● WRITTEN REQUEST: Count how many lines of the material below have the word "Скользящая" and give only the number.

● EXERCISE INPUT:
◆ ◆ ◆

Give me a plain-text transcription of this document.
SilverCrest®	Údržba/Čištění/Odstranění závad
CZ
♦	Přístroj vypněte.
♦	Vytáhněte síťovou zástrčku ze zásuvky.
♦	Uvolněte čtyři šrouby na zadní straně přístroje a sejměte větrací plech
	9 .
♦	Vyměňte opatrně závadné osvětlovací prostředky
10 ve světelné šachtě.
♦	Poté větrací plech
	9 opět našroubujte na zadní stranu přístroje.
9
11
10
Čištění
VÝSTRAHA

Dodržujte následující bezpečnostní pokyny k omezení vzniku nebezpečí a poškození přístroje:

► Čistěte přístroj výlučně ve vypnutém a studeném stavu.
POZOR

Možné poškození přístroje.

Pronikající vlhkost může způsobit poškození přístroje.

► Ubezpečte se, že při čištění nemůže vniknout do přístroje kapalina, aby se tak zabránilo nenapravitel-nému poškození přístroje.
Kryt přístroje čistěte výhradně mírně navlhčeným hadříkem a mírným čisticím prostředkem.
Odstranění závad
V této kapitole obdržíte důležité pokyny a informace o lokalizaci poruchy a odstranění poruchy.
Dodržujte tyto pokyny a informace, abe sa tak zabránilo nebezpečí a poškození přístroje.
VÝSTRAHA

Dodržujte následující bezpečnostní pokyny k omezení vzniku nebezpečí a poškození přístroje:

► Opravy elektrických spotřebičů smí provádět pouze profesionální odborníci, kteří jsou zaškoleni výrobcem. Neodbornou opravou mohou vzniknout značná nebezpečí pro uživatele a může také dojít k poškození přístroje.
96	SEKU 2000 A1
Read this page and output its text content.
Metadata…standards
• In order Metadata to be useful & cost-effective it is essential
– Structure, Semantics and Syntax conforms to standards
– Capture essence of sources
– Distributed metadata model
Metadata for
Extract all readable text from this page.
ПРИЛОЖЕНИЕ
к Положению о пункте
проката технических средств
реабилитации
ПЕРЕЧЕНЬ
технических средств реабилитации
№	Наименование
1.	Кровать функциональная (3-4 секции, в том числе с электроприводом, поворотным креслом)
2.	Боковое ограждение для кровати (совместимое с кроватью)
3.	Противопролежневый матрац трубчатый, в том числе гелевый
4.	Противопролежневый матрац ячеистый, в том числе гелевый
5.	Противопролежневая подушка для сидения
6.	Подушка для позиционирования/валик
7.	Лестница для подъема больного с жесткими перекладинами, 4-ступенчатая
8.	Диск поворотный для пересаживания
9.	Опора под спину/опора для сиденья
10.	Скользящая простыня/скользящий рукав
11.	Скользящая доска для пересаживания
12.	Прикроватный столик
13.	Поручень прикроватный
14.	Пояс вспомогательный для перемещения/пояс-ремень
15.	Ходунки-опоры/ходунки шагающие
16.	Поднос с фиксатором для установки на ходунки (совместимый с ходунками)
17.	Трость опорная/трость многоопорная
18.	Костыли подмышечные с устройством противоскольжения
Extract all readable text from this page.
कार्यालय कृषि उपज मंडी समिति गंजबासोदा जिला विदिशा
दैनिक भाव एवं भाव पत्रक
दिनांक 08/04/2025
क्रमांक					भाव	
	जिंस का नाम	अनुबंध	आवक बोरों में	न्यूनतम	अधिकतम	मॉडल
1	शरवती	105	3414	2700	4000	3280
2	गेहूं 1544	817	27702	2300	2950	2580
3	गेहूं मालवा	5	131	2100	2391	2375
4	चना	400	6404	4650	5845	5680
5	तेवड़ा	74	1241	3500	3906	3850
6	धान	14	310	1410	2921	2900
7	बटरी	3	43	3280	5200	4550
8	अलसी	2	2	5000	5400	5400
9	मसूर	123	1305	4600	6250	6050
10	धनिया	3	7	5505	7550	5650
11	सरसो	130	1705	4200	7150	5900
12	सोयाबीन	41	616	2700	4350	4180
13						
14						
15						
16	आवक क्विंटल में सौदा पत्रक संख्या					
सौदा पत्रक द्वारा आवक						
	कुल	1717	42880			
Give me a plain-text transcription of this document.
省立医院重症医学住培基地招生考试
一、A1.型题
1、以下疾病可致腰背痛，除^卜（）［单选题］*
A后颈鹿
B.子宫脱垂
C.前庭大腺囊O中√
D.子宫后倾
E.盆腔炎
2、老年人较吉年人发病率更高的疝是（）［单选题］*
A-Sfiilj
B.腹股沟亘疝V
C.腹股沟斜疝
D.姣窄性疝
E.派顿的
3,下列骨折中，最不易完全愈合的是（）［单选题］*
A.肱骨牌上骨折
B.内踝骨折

◆ ◆ ◆

● EXERCISE SOLUTION: 2